> _Provided entries_
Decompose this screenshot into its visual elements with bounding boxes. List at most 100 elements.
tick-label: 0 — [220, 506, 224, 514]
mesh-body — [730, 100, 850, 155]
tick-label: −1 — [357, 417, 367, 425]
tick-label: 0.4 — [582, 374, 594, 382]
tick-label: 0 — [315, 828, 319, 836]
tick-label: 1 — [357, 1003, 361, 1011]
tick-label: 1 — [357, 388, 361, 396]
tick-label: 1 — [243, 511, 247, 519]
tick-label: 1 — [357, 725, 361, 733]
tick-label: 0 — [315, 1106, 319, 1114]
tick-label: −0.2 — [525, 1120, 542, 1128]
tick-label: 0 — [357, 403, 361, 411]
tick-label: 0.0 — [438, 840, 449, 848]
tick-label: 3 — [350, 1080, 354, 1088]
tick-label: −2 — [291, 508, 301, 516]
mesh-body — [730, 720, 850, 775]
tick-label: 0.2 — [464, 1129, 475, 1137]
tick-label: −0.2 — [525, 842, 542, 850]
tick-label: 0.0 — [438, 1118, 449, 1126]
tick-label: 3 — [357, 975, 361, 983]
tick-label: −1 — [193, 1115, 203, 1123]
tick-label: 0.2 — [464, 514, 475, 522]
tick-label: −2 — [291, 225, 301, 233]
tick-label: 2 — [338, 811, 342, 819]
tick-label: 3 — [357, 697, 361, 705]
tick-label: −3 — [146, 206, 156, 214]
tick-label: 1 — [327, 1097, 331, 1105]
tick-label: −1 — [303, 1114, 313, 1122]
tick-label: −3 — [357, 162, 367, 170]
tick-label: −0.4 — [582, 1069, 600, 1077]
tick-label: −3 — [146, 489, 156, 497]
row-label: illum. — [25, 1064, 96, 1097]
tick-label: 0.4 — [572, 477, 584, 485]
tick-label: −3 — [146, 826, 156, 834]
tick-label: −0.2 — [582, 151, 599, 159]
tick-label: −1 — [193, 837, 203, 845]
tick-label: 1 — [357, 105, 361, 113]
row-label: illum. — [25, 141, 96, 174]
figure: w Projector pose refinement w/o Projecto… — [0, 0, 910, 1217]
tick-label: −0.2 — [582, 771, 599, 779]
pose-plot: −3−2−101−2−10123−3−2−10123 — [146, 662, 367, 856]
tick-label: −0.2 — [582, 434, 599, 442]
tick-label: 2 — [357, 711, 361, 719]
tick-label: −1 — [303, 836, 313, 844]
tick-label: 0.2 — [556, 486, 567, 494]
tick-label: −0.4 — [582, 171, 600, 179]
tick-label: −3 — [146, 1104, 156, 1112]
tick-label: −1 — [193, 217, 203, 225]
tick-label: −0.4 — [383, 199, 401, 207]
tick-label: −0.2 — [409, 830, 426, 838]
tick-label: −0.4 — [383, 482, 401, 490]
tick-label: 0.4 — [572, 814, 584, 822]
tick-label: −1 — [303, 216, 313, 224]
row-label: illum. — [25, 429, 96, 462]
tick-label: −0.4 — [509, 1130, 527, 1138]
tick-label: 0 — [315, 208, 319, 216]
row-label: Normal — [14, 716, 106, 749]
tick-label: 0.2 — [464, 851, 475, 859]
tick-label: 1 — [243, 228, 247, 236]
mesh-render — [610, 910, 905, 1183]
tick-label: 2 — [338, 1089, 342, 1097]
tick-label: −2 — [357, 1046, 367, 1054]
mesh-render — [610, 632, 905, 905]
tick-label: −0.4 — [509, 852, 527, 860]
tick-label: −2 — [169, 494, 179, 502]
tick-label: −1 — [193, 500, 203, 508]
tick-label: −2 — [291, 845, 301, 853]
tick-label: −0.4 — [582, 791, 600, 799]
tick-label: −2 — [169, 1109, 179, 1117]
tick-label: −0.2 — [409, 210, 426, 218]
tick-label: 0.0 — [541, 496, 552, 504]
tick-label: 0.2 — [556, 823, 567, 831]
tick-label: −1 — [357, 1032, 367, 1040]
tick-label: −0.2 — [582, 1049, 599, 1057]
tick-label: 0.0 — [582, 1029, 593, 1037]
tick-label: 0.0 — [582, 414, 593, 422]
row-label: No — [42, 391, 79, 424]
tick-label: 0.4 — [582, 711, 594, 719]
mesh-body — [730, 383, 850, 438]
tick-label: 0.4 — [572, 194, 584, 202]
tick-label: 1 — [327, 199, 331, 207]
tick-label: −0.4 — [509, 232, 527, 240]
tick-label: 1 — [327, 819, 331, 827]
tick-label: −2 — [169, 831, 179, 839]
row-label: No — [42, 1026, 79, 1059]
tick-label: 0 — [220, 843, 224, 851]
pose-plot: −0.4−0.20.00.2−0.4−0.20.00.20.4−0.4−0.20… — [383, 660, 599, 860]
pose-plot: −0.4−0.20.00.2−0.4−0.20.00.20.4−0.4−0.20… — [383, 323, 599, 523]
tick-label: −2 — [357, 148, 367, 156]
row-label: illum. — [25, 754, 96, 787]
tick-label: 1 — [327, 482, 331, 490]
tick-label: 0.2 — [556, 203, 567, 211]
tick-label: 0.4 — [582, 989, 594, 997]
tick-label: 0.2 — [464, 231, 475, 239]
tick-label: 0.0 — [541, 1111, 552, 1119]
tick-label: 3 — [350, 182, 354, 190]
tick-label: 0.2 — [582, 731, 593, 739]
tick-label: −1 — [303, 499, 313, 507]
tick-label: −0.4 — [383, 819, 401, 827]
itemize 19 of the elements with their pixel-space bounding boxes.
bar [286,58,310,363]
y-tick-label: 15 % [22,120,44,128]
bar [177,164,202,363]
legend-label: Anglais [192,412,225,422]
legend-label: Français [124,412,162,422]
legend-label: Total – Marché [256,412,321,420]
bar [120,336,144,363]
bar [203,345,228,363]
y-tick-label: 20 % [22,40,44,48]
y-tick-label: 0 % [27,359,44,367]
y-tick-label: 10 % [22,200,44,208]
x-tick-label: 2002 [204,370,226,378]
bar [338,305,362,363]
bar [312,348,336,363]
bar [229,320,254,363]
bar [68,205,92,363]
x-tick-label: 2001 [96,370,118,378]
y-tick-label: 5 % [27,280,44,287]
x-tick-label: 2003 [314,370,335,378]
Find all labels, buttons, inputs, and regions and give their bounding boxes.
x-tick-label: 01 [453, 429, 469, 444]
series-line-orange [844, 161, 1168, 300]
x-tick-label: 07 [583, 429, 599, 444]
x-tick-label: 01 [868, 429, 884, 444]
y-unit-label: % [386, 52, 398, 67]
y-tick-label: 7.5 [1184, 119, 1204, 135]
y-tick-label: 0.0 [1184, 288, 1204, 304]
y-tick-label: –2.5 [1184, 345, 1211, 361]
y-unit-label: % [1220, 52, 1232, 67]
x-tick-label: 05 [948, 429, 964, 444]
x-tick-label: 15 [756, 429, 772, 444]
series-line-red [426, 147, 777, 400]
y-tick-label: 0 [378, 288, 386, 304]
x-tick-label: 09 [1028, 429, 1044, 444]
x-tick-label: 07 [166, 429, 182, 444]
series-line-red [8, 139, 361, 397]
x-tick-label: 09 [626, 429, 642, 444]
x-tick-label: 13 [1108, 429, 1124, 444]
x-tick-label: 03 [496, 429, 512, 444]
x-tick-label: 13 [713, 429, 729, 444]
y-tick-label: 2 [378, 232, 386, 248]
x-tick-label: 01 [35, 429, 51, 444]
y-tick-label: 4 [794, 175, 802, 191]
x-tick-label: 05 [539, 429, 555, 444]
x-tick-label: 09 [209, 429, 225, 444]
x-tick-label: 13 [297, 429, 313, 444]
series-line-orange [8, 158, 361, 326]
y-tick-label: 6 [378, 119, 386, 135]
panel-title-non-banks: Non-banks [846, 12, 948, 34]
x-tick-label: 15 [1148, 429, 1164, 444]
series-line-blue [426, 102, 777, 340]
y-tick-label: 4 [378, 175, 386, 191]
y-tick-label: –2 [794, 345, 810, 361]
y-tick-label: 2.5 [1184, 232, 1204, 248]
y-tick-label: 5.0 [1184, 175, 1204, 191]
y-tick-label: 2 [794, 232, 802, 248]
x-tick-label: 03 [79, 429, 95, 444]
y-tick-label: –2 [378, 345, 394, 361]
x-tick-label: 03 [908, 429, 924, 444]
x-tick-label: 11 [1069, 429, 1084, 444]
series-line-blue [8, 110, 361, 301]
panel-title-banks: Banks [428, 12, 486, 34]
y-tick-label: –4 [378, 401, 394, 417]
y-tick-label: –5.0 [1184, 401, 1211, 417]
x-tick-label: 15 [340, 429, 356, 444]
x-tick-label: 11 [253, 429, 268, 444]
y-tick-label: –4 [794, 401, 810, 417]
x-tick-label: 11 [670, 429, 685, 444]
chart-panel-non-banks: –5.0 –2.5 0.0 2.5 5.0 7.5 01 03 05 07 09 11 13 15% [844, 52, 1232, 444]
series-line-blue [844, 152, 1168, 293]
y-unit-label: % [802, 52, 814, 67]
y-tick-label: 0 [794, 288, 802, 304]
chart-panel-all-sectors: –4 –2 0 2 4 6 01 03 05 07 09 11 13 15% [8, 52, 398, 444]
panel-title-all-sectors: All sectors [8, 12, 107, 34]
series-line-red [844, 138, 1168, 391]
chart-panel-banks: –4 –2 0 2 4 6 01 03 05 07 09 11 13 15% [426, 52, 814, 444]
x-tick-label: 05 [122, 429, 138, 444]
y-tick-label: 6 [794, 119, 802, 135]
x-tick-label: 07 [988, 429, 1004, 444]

> _Work to do_
Can you switch "bounding boxes" to "coordinates" in the data, starting at its first line and ending at the line containing "tick-label: 1 — [243, 511, 247, 519]", and give back only those lines with everything else unchanged?

> _Exercise answer_
Decompose this screenshot into its visual elements with coordinates. List at most 100 elements.
tick-label: 0 — [220, 506, 224, 514]
mesh-body — [730, 100, 850, 155]
tick-label: −1 — [357, 417, 367, 425]
tick-label: 0.4 — [582, 374, 594, 382]
tick-label: 0 — [315, 828, 319, 836]
tick-label: 1 — [357, 1003, 361, 1011]
tick-label: 1 — [357, 388, 361, 396]
tick-label: 1 — [243, 511, 247, 519]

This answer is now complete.